Work to complete:
Every entry needs to be printed exactly, please.
··· Supplied data
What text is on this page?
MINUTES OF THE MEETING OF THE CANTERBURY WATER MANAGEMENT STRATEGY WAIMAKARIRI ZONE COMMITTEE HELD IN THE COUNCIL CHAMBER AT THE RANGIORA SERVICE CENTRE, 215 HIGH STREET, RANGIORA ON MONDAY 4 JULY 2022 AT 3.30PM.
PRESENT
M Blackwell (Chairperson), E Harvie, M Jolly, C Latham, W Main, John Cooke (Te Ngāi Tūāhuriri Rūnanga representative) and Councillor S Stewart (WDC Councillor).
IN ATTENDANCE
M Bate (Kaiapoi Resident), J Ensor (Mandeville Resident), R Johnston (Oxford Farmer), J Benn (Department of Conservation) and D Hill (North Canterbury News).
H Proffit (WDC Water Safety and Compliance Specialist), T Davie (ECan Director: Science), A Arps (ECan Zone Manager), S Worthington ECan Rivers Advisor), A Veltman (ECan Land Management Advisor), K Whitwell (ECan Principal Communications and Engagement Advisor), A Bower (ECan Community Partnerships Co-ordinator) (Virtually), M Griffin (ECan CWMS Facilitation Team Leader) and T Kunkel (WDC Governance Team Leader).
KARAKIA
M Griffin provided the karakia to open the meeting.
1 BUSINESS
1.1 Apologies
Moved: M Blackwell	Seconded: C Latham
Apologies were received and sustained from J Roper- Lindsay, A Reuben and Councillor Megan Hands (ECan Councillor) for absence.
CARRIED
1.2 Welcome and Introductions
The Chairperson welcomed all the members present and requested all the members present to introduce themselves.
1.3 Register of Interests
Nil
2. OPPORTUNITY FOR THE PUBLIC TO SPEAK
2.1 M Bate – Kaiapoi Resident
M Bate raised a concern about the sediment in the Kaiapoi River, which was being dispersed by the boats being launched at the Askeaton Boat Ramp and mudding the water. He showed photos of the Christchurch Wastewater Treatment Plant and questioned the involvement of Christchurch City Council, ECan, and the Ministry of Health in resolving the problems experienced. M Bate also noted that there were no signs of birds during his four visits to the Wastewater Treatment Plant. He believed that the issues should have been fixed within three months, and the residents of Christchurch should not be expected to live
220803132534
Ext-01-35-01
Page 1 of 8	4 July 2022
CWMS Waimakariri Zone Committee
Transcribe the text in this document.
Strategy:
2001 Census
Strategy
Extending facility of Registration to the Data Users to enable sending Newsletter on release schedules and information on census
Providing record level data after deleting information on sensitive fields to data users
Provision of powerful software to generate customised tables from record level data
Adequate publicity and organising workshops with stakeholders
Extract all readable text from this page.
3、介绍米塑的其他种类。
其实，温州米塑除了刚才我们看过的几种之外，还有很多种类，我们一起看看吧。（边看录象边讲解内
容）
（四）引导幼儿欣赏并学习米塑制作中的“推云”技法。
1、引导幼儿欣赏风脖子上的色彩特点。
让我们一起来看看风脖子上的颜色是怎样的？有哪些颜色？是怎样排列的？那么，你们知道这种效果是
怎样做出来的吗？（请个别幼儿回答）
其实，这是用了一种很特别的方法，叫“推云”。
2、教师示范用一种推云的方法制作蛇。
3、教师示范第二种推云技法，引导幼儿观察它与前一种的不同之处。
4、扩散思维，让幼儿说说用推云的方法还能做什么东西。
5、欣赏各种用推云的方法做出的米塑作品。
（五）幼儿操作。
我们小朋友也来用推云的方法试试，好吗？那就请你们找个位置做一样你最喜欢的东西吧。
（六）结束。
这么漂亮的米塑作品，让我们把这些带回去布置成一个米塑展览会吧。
······
Output:
What text is on this page?
MINUTES OF THE MEETING OF THE CANTERBURY WATER MANAGEMENT STRATEGY WAIMAKARIRI ZONE COMMITTEE HELD IN THE COUNCIL CHAMBER AT THE RANGIORA SERVICE CENTRE, 215 HIGH STREET, RANGIORA ON MONDAY 4 JULY 2022 AT 3.30PM.
PRESENT
M Blackwell (Chairperson), E Harvie, M Jolly, C Latham, W Main, John Cooke (Te Ngāi Tūāhuriri Rūnanga representative) and Councillor S Stewart (WDC Councillor).
IN ATTENDANCE
M Bate (Kaiapoi Resident), J Ensor (Mandeville Resident), R Johnston (Oxford Farmer), J Benn (Department of Conservation) and D Hill (North Canterbury News).
H Proffit (WDC Water Safety and Compliance Specialist), T Davie (ECan Director: Science), A Arps (ECan Zone Manager), S Worthington ECan Rivers Advisor), A Veltman (ECan Land Management Advisor), K Whitwell (ECan Principal Communications and Engagement Advisor), A Bower (ECan Community Partnerships Co-ordinator) (Virtually), M Griffin (ECan CWMS Facilitation Team Leader) and T Kunkel (WDC Governance Team Leader).
KARAKIA
M Griffin provided the karakia to open the meeting.
1 BUSINESS
1.1 Apologies
Moved: M Blackwell	Seconded: C Latham
Apologies were received and sustained from J Roper- Lindsay, A Reuben and Councillor Megan Hands (ECan Councillor) for absence.
CARRIED
1.2 Welcome and Introductions
The Chairperson welcomed all the members present and requested all the members present to introduce themselves.
1.3 Register of Interests
Nil
2. OPPORTUNITY FOR THE PUBLIC TO SPEAK
2.1 M Bate – Kaiapoi Resident
M Bate raised a concern about the sediment in the Kaiapoi River, which was being dispersed by the boats being launched at the Askeaton Boat Ramp and mudding the water. He showed photos of the Christchurch Wastewater Treatment Plant and questioned the involvement of Christchurch City Council, ECan, and the Ministry of Health in resolving the problems experienced. M Bate also noted that there were no signs of birds during his four visits to the Wastewater Treatment Plant. He believed that the issues should have been fixed within three months, and the residents of Christchurch should not be expected to live
220803132534
Ext-01-35-01
Page 1 of 8	4 July 2022
CWMS Waimakariri Zone Committee
Transcribe the text in this document.
Strategy:
2001 Census
Strategy
Extending facility of Registration to the Data Users to enable sending Newsletter on release schedules and information on census
Providing record level data after deleting information on sensitive fields to data users
Provision of powerful software to generate customised tables from record level data
Adequate publicity and organising workshops with stakeholders
Extract all readable text from this page.
3、介绍米塑的其他种类。
其实，温州米塑除了刚才我们看过的几种之外，还有很多种类，我们一起看看吧。（边看录象边讲解内
容）
（四）引导幼儿欣赏并学习米塑制作中的“推云”技法。
1、引导幼儿欣赏风脖子上的色彩特点。
让我们一起来看看风脖子上的颜色是怎样的？有哪些颜色？是怎样排列的？那么，你们知道这种效果是
怎样做出来的吗？（请个别幼儿回答）
其实，这是用了一种很特别的方法，叫“推云”。
2、教师示范用一种推云的方法制作蛇。
3、教师示范第二种推云技法，引导幼儿观察它与前一种的不同之处。
4、扩散思维，让幼儿说说用推云的方法还能做什么东西。
5、欣赏各种用推云的方法做出的米塑作品。
（五）幼儿操作。
我们小朋友也来用推云的方法试试，好吗？那就请你们找个位置做一样你最喜欢的东西吧。
（六）结束。
这么漂亮的米塑作品，让我们把这些带回去布置成一个米塑展览会吧。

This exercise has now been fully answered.